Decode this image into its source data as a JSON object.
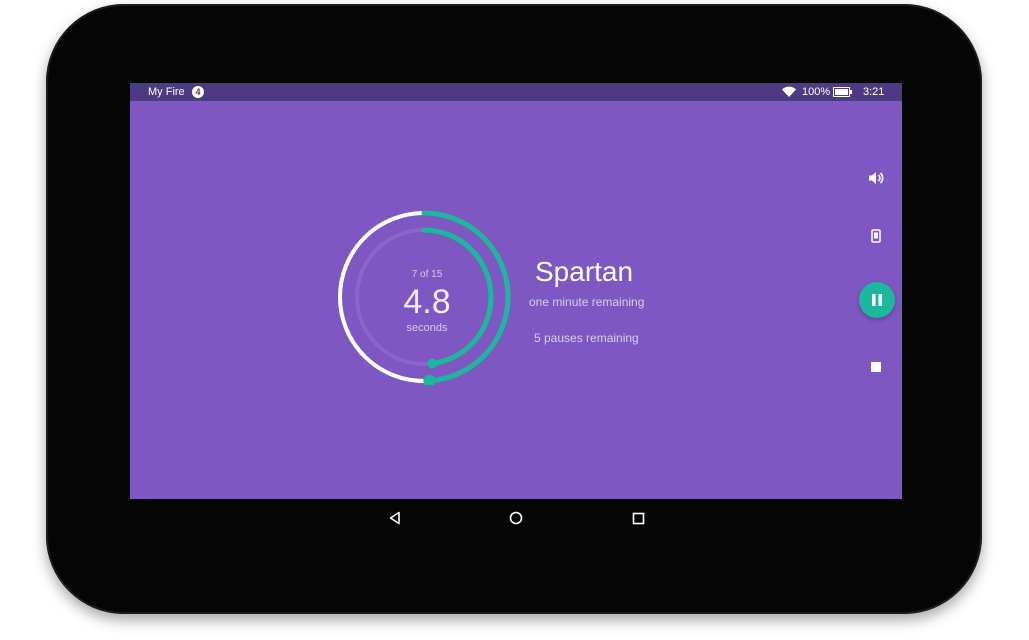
{
  "status_bar": {
    "title": "My Fire",
    "notification_count": "4",
    "battery_percent": "100%",
    "time": "3:21",
    "icons": [
      "wifi-icon",
      "battery-icon"
    ]
  },
  "workout": {
    "progress_label": "7 of 15",
    "timer_value": "4.8",
    "timer_unit": "seconds",
    "name": "Spartan",
    "time_remaining": "one minute remaining",
    "pauses_remaining": "5 pauses remaining",
    "overall_progress_fraction": 0.49,
    "exercise_progress_fraction": 0.48
  },
  "controls": [
    "volume-icon",
    "vibrate-icon",
    "pause-icon",
    "stop-icon"
  ],
  "nav_bar": [
    "back-icon",
    "home-icon",
    "recents-icon"
  ],
  "colors": {
    "background": "#7e57c2",
    "status_bar": "#4e3a82",
    "accent": "#1cb89e",
    "ring_track": "#ffffff"
  }
}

※

Leave out the pictures and give the rest of the records again exactly.

Decode this image into its source data as a JSON object.
{
  "status_bar": {
    "title": "My Fire",
    "notification_count": "4",
    "battery_percent": "100%",
    "time": "3:21",
    "icons": [
      "wifi-icon",
      "battery-icon"
    ]
  },
  "workout": {
    "progress_label": "7 of 15",
    "timer_value": "4.8",
    "timer_unit": "seconds",
    "name": "Spartan",
    "time_remaining": "one minute remaining",
    "pauses_remaining": "5 pauses remaining",
    "overall_progress_fraction": 0.49,
    "exercise_progress_fraction": 0.48
  },
  "controls": [
    "volume-icon",
    "vibrate-icon",
    "pause-icon",
    "stop-icon"
  ],
  "nav_bar": [
    "back-icon",
    "home-icon",
    "recents-icon"
  ],
  "colors": {
    "background": "#7e57c2",
    "status_bar": "#4e3a82",
    "accent": "#1cb89e",
    "ring_track": "#ffffff"
  }
}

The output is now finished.